*Goal of the exercise*:
Would you transcribe the listing that follows, character for character, and omit its images?

*Data for this exercise*:
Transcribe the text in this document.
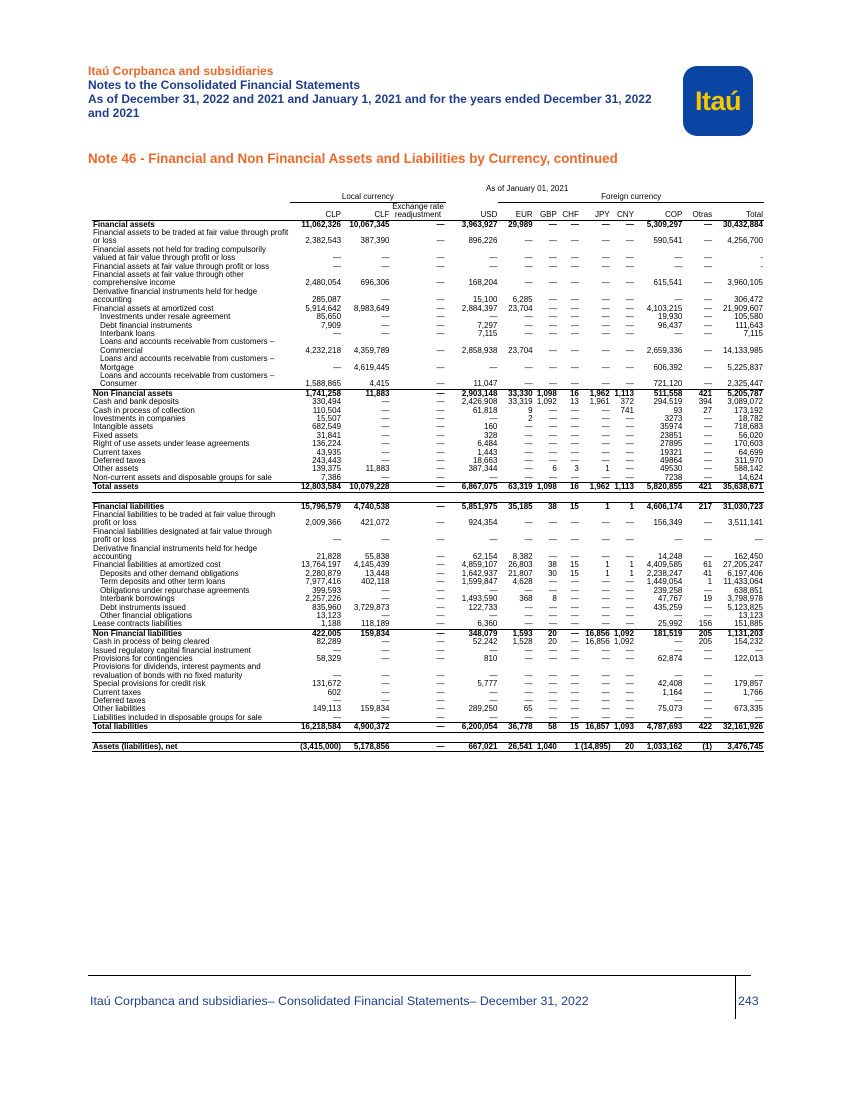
Itaú Corpbanca and subsidiaries
Notes to the Consolidated Financial Statements
As of December 31, 2022 and 2021 and January 1, 2021 and for the years ended December 31, 2022
and 2021	Itaú
Note 46 - Financial and Non Financial Assets and Liabilities by Currency, continued
	As of January 01, 2021											
	Local currency				Foreign currency							
			Exchange rate									
	CLP	CLF	readjustment	USD	EUR	GBP	CHF	JPY	CNY	COP	Otras	Total
Financial assets	11,062,326	10,067,345	—	3,963,927	29,989	—	—	—	—	5,309,297	—	30,432,884
Financial assets to be traded at fair value through profit or loss	2,382,543	387,390	—	896,226	—	—	—	—	—	590,541	—	4,256,700
Financial assets not held for trading compulsorily valued at fair value through profit or loss	—	—	—	—	—	—	—	—	—	—	—	-
Financial assets at fair value through profit or loss	—	—	—	—	—	—	—	—	—	—	—	-
Financial assets at fair value through other comprehensive income	2,480,054	696,306	—	168,204	—	—	—	—	—	615,541	—	3,960,105
Derivative financial instruments held for hedge accounting	285,087	—	—	15,100	6,285	—	—	—	—	—	—	306,472
Financial assets at amortized cost	5,914,642	8,983,649	—	2,884,397	23,704	—	—	—	—	4,103,215	—	21,909,607
Investments under resale agreement	85,650	—	—	—	—	—	—	—	—	19,930	—	105,580
Debt financial instruments	7,909	—	—	7,297	—	—	—	—	—	96,437	—	111,643
Interbank loans	—	—	—	7,115	—	—	—	—	—	—	—	7,115
Loans and accounts receivable from customers – Commercial	4,232,218	4,359,789	—	2,858,938	23,704	—	—	—	—	2,659,336	—	14,133,985
Loans and accounts receivable from customers – Mortgage	—	4,619,445	—	—	—	—	—	—	—	606,392	—	5,225,837
Loans and accounts receivable from customers – Consumer	1,588,865	4,415	—	11,047	—	—	—	—	—	721,120	—	2,325,447
Non Financial assets	1,741,258	11,883	—	2,903,148	33,330	1,098	16	1,962	1,113	511,558	421	5,205,787
Cash and bank deposits	330,494	—	—	2,426,908	33,319	1,092	13	1,961	372	294,519	394	3,089,072
Cash in process of collection	110,504	—	—	61,818	9	—	—	—	741	93	27	173,192
Investments in companies	15,507	—	—	—	2	—	—	—	—	3273	—	18,782
Intangible assets	682,549	—	—	160	—	—	—	—	—	35974	—	718,683
Fixed assets	31,841	—	—	328	—	—	—	—	—	23851	—	56,020
Right of use assets under lease agreements	136,224	—	—	6,484	—	—	—	—	—	27895	—	170,603
Current taxes	43,935	—	—	1,443	—	—	—	—	—	19321	—	64,699
Deferred taxes	243,443	—	—	18,663	—	—	—	—	—	49864	—	311,970
Other assets	139,375	11,883	—	387,344	—	6	3	1	—	49530	—	588,142
Non-current assets and disposable groups for sale	7,386	—	—	—	—	—	—	—	—	7238	—	14,624
Total assets	12,803,584	10,079,228	—	6,867,075	63,319	1,098	16	1,962	1,113	5,820,855	421	35,638,671

Financial liabilities	15,796,579	4,740,538	—	5,851,975	35,185	38	15	1	1	4,606,174	217	31,030,723
Financial liabilities to be traded at fair value through profit or loss	2,009,366	421,072	—	924,354	—	—	—	—	—	156,349	—	3,511,141
Financial liabilities designated at fair value through profit or loss	—	—	—	—	—	—	—	—	—	—	—	—
Derivative financial instruments held for hedge accounting	21,828	55,838	—	62,154	8,382	—	—	—	—	14,248	—	162,450
Financial liabilities at amortized cost	13,764,197	4,145,439	—	4,859,107	26,803	38	15	1	1	4,409,585	61	27,205,247
Deposits and other demand obligations	2,280,879	13,448	—	1,642,937	21,807	30	15	1	1	2,238,247	41	6,197,406
Term deposits and other term loans	7,977,416	402,118	—	1,599,847	4,628	—	—	—	—	1,449,054	1	11,433,064
Obligations under repurchase agreements	399,593	—	—	—	—	—	—	—	—	239,258	—	638,851
Interbank borrowings	2,257,226	—	—	1,493,590	368	8	—	—	—	47,767	19	3,798,978
Debt instruments issued	835,960	3,729,873	—	122,733	—	—	—	—	—	435,259	—	5,123,825
Other financial obligations	13,123	—	—	—	—	—	—	—	—	—	—	13,123
Lease contracts liabilities	1,188	118,189	—	6,360	—	—	—	—	—	25,992	156	151,885
Non Financial liabilities	422,005	159,834	—	348,079	1,593	20	—	16,856	1,092	181,519	205	1,131,203
Cash in process of being cleared	82,289	—	—	52,242	1,528	20	—	16,856	1,092	—	205	154,232
Issued regulatory capital financial instrument	—	—	—	—	—	—	—	—	—	—	—	—
Provisions for contingencies	58,329	—	—	810	—	—	—	—	—	62,874	—	122,013
Provisions for dividends, interest payments and revaluation of bonds with no fixed maturity	—	—	—	—	—	—	—	—	—	—	—	—
Special provisions for credit risk	131,672	—	—	5,777	—	—	—	—	—	42,408	—	179,857
Current taxes	602	—	—	—	—	—	—	—	—	1,164	—	1,766
Deferred taxes	—	—	—	—	—	—	—	—	—	—	—	—
Other liabilities	149,113	159,834	—	289,250	65	—	—	—	—	75,073	—	673,335
Liabilities included in disposable groups for sale	—	—	—	—	—	—	—	—	—	—	—	—
Total liabilities	16,218,584	4,900,372	—	6,200,054	36,778	58	15	16,857	1,093	4,787,693	422	32,161,926

Assets (liabilities), net	(3,415,000)	5,178,856	—	667,021	26,541	1,040	1	(14,895)	20	1,033,162	(1)	3,476,745
Itaú Corpbanca and subsidiaries– Consolidated Financial Statements– December 31, 2022	243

*Answer*:
Transcribe the text in this document.
Itaú Corpbanca and subsidiaries
Notes to the Consolidated Financial Statements
As of December 31, 2022 and 2021 and January 1, 2021 and for the years ended December 31, 2022
and 2021	Itaú
Note 46 - Financial and Non Financial Assets and Liabilities by Currency, continued
	As of January 01, 2021											
	Local currency				Foreign currency							
			Exchange rate									
	CLP	CLF	readjustment	USD	EUR	GBP	CHF	JPY	CNY	COP	Otras	Total
Financial assets	11,062,326	10,067,345	—	3,963,927	29,989	—	—	—	—	5,309,297	—	30,432,884
Financial assets to be traded at fair value through profit or loss	2,382,543	387,390	—	896,226	—	—	—	—	—	590,541	—	4,256,700
Financial assets not held for trading compulsorily valued at fair value through profit or loss	—	—	—	—	—	—	—	—	—	—	—	-
Financial assets at fair value through profit or loss	—	—	—	—	—	—	—	—	—	—	—	-
Financial assets at fair value through other comprehensive income	2,480,054	696,306	—	168,204	—	—	—	—	—	615,541	—	3,960,105
Derivative financial instruments held for hedge accounting	285,087	—	—	15,100	6,285	—	—	—	—	—	—	306,472
Financial assets at amortized cost	5,914,642	8,983,649	—	2,884,397	23,704	—	—	—	—	4,103,215	—	21,909,607
Investments under resale agreement	85,650	—	—	—	—	—	—	—	—	19,930	—	105,580
Debt financial instruments	7,909	—	—	7,297	—	—	—	—	—	96,437	—	111,643
Interbank loans	—	—	—	7,115	—	—	—	—	—	—	—	7,115
Loans and accounts receivable from customers – Commercial	4,232,218	4,359,789	—	2,858,938	23,704	—	—	—	—	2,659,336	—	14,133,985
Loans and accounts receivable from customers – Mortgage	—	4,619,445	—	—	—	—	—	—	—	606,392	—	5,225,837
Loans and accounts receivable from customers – Consumer	1,588,865	4,415	—	11,047	—	—	—	—	—	721,120	—	2,325,447
Non Financial assets	1,741,258	11,883	—	2,903,148	33,330	1,098	16	1,962	1,113	511,558	421	5,205,787
Cash and bank deposits	330,494	—	—	2,426,908	33,319	1,092	13	1,961	372	294,519	394	3,089,072
Cash in process of collection	110,504	—	—	61,818	9	—	—	—	741	93	27	173,192
Investments in companies	15,507	—	—	—	2	—	—	—	—	3273	—	18,782
Intangible assets	682,549	—	—	160	—	—	—	—	—	35974	—	718,683
Fixed assets	31,841	—	—	328	—	—	—	—	—	23851	—	56,020
Right of use assets under lease agreements	136,224	—	—	6,484	—	—	—	—	—	27895	—	170,603
Current taxes	43,935	—	—	1,443	—	—	—	—	—	19321	—	64,699
Deferred taxes	243,443	—	—	18,663	—	—	—	—	—	49864	—	311,970
Other assets	139,375	11,883	—	387,344	—	6	3	1	—	49530	—	588,142
Non-current assets and disposable groups for sale	7,386	—	—	—	—	—	—	—	—	7238	—	14,624
Total assets	12,803,584	10,079,228	—	6,867,075	63,319	1,098	16	1,962	1,113	5,820,855	421	35,638,671

Financial liabilities	15,796,579	4,740,538	—	5,851,975	35,185	38	15	1	1	4,606,174	217	31,030,723
Financial liabilities to be traded at fair value through profit or loss	2,009,366	421,072	—	924,354	—	—	—	—	—	156,349	—	3,511,141
Financial liabilities designated at fair value through profit or loss	—	—	—	—	—	—	—	—	—	—	—	—
Derivative financial instruments held for hedge accounting	21,828	55,838	—	62,154	8,382	—	—	—	—	14,248	—	162,450
Financial liabilities at amortized cost	13,764,197	4,145,439	—	4,859,107	26,803	38	15	1	1	4,409,585	61	27,205,247
Deposits and other demand obligations	2,280,879	13,448	—	1,642,937	21,807	30	15	1	1	2,238,247	41	6,197,406
Term deposits and other term loans	7,977,416	402,118	—	1,599,847	4,628	—	—	—	—	1,449,054	1	11,433,064
Obligations under repurchase agreements	399,593	—	—	—	—	—	—	—	—	239,258	—	638,851
Interbank borrowings	2,257,226	—	—	1,493,590	368	8	—	—	—	47,767	19	3,798,978
Debt instruments issued	835,960	3,729,873	—	122,733	—	—	—	—	—	435,259	—	5,123,825
Other financial obligations	13,123	—	—	—	—	—	—	—	—	—	—	13,123
Lease contracts liabilities	1,188	118,189	—	6,360	—	—	—	—	—	25,992	156	151,885
Non Financial liabilities	422,005	159,834	—	348,079	1,593	20	—	16,856	1,092	181,519	205	1,131,203
Cash in process of being cleared	82,289	—	—	52,242	1,528	20	—	16,856	1,092	—	205	154,232
Issued regulatory capital financial instrument	—	—	—	—	—	—	—	—	—	—	—	—
Provisions for contingencies	58,329	—	—	810	—	—	—	—	—	62,874	—	122,013
Provisions for dividends, interest payments and revaluation of bonds with no fixed maturity	—	—	—	—	—	—	—	—	—	—	—	—
Special provisions for credit risk	131,672	—	—	5,777	—	—	—	—	—	42,408	—	179,857
Current taxes	602	—	—	—	—	—	—	—	—	1,164	—	1,766
Deferred taxes	—	—	—	—	—	—	—	—	—	—	—	—
Other liabilities	149,113	159,834	—	289,250	65	—	—	—	—	75,073	—	673,335
Liabilities included in disposable groups for sale	—	—	—	—	—	—	—	—	—	—	—	—
Total liabilities	16,218,584	4,900,372	—	6,200,054	36,778	58	15	16,857	1,093	4,787,693	422	32,161,926

Assets (liabilities), net	(3,415,000)	5,178,856	—	667,021	26,541	1,040	1	(14,895)	20	1,033,162	(1)	3,476,745
Itaú Corpbanca and subsidiaries– Consolidated Financial Statements– December 31, 2022	243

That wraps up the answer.